*Leestekst*:
········

N.B. Het kan zijn dat elementen ontbreken aan deze printversie.
Reportage
Sociale huur Het aantal sociale huurwoningen in Amsterdam gaat rap achteruit. Verkochte corporatiewoningen verschijnen al snel weer flink duurder op de markt. „Alle armen worden de stad uit gedrukt.”
Nico is niet iemand die zich snel opwindt over alles wat om hem heen verandert. Al bijna vijftig jaar woont hij aan de Jozef Israëlskade in Amsterdam in een sociale huurwoning. De afgelopen decennia zag hij zijn buurt de Pijp transformeren. De corporatie waarvan hij zijn huis huurt, verkocht links en rechts appartementen in zijn portiek. De auto’s in de straat werden groter en glimmender en op de stoep kwamen de bakfietsen.
„Het is niet echt een arbeidersbuurt meer, hè”, zegt de 74-jarige Nico, die niet met zijn achternaam in de krant wil, met een lachje.
Hij knikt even naar twee jonge mensen die in hardloopkleding het trappenhuis aflopen. „Hai, hai, goeiemiddag”, zegt Nico, leunend tegen de deurpost. „Geen idee wie het zijn”, zegt hij als ze de voordeur dicht hebben getrokken. Daarvoor wisselen de bewoners te snel. Het begon met ouders die voor hun studerende kind een appartementje kochten. „En als die dan klaar was, dachten ze: goh, dat is eigenlijk wel lekker geld verdienen.” Zo werd het een huurwoning en had hij om de zoveel tijd weer nieuwe buren.

········

Ruimtelijke annotatiegegevens:
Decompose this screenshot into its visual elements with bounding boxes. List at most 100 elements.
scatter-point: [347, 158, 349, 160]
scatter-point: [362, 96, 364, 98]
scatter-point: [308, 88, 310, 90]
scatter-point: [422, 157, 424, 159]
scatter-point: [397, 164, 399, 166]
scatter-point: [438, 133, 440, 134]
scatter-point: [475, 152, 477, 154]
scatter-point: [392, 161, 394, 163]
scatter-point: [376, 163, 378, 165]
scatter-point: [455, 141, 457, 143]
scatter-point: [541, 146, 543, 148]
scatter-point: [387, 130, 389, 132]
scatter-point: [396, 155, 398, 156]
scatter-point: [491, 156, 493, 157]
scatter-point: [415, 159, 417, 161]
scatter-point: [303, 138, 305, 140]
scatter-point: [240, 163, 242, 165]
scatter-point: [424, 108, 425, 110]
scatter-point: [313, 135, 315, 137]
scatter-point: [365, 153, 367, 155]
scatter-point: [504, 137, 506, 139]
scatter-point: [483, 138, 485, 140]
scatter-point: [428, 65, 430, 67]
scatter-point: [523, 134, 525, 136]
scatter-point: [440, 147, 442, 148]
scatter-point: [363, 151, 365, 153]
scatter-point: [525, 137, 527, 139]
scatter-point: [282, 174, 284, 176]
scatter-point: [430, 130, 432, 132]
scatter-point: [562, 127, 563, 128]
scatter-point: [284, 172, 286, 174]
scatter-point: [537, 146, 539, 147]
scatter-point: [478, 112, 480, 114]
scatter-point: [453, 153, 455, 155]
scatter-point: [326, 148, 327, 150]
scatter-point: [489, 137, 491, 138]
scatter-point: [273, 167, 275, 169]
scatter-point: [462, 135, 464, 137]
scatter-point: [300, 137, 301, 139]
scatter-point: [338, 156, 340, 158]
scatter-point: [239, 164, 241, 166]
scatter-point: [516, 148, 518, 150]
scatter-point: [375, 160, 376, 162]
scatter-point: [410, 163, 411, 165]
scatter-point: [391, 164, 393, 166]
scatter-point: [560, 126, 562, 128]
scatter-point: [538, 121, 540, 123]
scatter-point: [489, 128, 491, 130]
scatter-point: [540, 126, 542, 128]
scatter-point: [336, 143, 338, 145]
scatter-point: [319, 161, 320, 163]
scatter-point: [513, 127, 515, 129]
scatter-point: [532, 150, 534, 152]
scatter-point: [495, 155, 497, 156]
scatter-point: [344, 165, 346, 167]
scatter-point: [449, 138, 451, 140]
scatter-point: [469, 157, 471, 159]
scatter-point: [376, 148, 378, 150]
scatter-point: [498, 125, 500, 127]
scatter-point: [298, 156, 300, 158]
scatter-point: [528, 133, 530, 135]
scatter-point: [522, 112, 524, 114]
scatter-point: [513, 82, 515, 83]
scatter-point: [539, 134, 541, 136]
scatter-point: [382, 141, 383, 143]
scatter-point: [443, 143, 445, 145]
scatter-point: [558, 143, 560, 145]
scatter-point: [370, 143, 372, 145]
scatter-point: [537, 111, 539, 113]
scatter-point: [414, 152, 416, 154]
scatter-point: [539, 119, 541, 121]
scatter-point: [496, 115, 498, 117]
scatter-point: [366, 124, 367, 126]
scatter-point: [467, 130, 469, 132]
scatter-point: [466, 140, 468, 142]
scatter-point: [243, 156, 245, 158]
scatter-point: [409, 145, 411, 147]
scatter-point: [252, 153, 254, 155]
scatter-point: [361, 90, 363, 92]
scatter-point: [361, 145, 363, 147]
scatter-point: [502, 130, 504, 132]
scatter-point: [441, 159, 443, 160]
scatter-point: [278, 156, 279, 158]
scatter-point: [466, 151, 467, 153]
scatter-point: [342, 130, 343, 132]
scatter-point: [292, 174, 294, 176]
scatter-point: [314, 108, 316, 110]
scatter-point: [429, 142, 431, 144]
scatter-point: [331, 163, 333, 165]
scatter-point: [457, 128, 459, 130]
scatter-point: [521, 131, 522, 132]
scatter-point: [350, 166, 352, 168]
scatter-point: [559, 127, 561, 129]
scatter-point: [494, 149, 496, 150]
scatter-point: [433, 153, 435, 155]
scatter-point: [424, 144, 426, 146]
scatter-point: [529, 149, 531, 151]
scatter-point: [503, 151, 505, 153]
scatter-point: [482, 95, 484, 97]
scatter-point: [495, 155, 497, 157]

········

Hoe lang woont Nico volgens de reportage over sociale huur al aan de Jozef Israëlskade? De gegevens spelen hierbij geen rol.

Al bijna vijftig jaar.